(Collected data)

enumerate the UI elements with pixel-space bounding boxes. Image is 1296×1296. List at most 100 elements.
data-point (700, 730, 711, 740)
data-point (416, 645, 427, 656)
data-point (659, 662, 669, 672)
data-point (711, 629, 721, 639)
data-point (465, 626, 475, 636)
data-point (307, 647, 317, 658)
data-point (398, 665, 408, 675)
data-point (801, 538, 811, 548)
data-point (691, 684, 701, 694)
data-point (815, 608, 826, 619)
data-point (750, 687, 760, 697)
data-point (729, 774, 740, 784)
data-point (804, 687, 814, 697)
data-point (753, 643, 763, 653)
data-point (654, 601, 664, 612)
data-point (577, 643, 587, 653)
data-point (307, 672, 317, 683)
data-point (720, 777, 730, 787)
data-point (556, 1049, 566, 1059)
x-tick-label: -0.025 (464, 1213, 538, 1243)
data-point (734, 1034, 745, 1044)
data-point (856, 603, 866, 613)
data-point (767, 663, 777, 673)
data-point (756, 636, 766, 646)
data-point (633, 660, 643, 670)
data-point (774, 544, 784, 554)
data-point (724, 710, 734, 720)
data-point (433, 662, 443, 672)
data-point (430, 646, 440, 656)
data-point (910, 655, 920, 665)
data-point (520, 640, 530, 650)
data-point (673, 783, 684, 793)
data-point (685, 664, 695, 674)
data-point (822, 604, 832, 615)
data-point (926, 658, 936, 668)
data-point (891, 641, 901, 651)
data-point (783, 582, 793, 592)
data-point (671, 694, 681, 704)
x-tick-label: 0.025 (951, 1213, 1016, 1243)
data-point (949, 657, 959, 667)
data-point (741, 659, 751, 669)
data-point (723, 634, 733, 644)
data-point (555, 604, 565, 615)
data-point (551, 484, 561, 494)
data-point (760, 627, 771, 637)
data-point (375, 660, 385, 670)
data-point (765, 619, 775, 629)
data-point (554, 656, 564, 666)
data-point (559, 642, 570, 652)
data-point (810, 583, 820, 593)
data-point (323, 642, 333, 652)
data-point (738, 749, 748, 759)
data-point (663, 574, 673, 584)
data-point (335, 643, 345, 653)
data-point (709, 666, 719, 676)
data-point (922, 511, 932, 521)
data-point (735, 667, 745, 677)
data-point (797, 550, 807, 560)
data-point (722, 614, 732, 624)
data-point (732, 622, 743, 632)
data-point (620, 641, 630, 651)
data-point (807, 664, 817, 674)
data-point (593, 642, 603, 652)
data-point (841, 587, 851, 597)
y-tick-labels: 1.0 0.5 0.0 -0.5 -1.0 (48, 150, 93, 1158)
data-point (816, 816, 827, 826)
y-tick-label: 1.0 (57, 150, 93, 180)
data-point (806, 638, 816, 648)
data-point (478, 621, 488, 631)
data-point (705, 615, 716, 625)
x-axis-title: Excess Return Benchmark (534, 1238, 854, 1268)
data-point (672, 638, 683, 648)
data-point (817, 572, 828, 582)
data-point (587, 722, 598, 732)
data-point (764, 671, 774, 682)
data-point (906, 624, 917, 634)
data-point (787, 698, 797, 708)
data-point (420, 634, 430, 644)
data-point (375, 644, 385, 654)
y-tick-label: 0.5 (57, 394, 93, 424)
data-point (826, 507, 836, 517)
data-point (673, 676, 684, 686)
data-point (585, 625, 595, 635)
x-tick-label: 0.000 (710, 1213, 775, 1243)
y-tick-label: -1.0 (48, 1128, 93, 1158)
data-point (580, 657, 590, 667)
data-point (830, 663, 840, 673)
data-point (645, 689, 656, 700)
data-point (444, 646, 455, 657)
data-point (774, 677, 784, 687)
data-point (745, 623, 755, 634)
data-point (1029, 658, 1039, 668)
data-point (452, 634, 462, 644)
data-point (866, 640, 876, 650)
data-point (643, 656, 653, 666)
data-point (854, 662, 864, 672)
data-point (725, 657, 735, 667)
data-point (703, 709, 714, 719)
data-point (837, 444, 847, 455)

#### EXERCISE OBJECTIVE:
Please copy every line of the listing above, changing nothing.

#### SOLUTION FOR THIS EXERCISE:
enumerate the UI elements with pixel-space bounding boxes. Image is 1296×1296. List at most 100 elements.
data-point (700, 730, 711, 740)
data-point (416, 645, 427, 656)
data-point (659, 662, 669, 672)
data-point (711, 629, 721, 639)
data-point (465, 626, 475, 636)
data-point (307, 647, 317, 658)
data-point (398, 665, 408, 675)
data-point (801, 538, 811, 548)
data-point (691, 684, 701, 694)
data-point (815, 608, 826, 619)
data-point (750, 687, 760, 697)
data-point (729, 774, 740, 784)
data-point (804, 687, 814, 697)
data-point (753, 643, 763, 653)
data-point (654, 601, 664, 612)
data-point (577, 643, 587, 653)
data-point (307, 672, 317, 683)
data-point (720, 777, 730, 787)
data-point (556, 1049, 566, 1059)
x-tick-label: -0.025 (464, 1213, 538, 1243)
data-point (734, 1034, 745, 1044)
data-point (856, 603, 866, 613)
data-point (767, 663, 777, 673)
data-point (756, 636, 766, 646)
data-point (633, 660, 643, 670)
data-point (774, 544, 784, 554)
data-point (724, 710, 734, 720)
data-point (433, 662, 443, 672)
data-point (430, 646, 440, 656)
data-point (910, 655, 920, 665)
data-point (520, 640, 530, 650)
data-point (673, 783, 684, 793)
data-point (685, 664, 695, 674)
data-point (822, 604, 832, 615)
data-point (926, 658, 936, 668)
data-point (891, 641, 901, 651)
data-point (783, 582, 793, 592)
data-point (671, 694, 681, 704)
x-tick-label: 0.025 (951, 1213, 1016, 1243)
data-point (949, 657, 959, 667)
data-point (741, 659, 751, 669)
data-point (723, 634, 733, 644)
data-point (555, 604, 565, 615)
data-point (551, 484, 561, 494)
data-point (760, 627, 771, 637)
data-point (375, 660, 385, 670)
data-point (765, 619, 775, 629)
data-point (554, 656, 564, 666)
data-point (559, 642, 570, 652)
data-point (810, 583, 820, 593)
data-point (323, 642, 333, 652)
data-point (738, 749, 748, 759)
data-point (663, 574, 673, 584)
data-point (335, 643, 345, 653)
data-point (709, 666, 719, 676)
data-point (922, 511, 932, 521)
data-point (735, 667, 745, 677)
data-point (797, 550, 807, 560)
data-point (722, 614, 732, 624)
data-point (732, 622, 743, 632)
data-point (620, 641, 630, 651)
data-point (807, 664, 817, 674)
data-point (593, 642, 603, 652)
data-point (841, 587, 851, 597)
y-tick-labels: 1.0 0.5 0.0 -0.5 -1.0 (48, 150, 93, 1158)
data-point (816, 816, 827, 826)
y-tick-label: 1.0 (57, 150, 93, 180)
data-point (806, 638, 816, 648)
data-point (478, 621, 488, 631)
data-point (705, 615, 716, 625)
x-axis-title: Excess Return Benchmark (534, 1238, 854, 1268)
data-point (672, 638, 683, 648)
data-point (817, 572, 828, 582)
data-point (587, 722, 598, 732)
data-point (764, 671, 774, 682)
data-point (906, 624, 917, 634)
data-point (787, 698, 797, 708)
data-point (420, 634, 430, 644)
data-point (375, 644, 385, 654)
y-tick-label: 0.5 (57, 394, 93, 424)
data-point (826, 507, 836, 517)
data-point (673, 676, 684, 686)
data-point (585, 625, 595, 635)
x-tick-label: 0.000 (710, 1213, 775, 1243)
y-tick-label: -1.0 (48, 1128, 93, 1158)
data-point (580, 657, 590, 667)
data-point (830, 663, 840, 673)
data-point (645, 689, 656, 700)
data-point (444, 646, 455, 657)
data-point (774, 677, 784, 687)
data-point (745, 623, 755, 634)
data-point (1029, 658, 1039, 668)
data-point (452, 634, 462, 644)
data-point (866, 640, 876, 650)
data-point (643, 656, 653, 666)
data-point (854, 662, 864, 672)
data-point (725, 657, 735, 667)
data-point (703, 709, 714, 719)
data-point (837, 444, 847, 455)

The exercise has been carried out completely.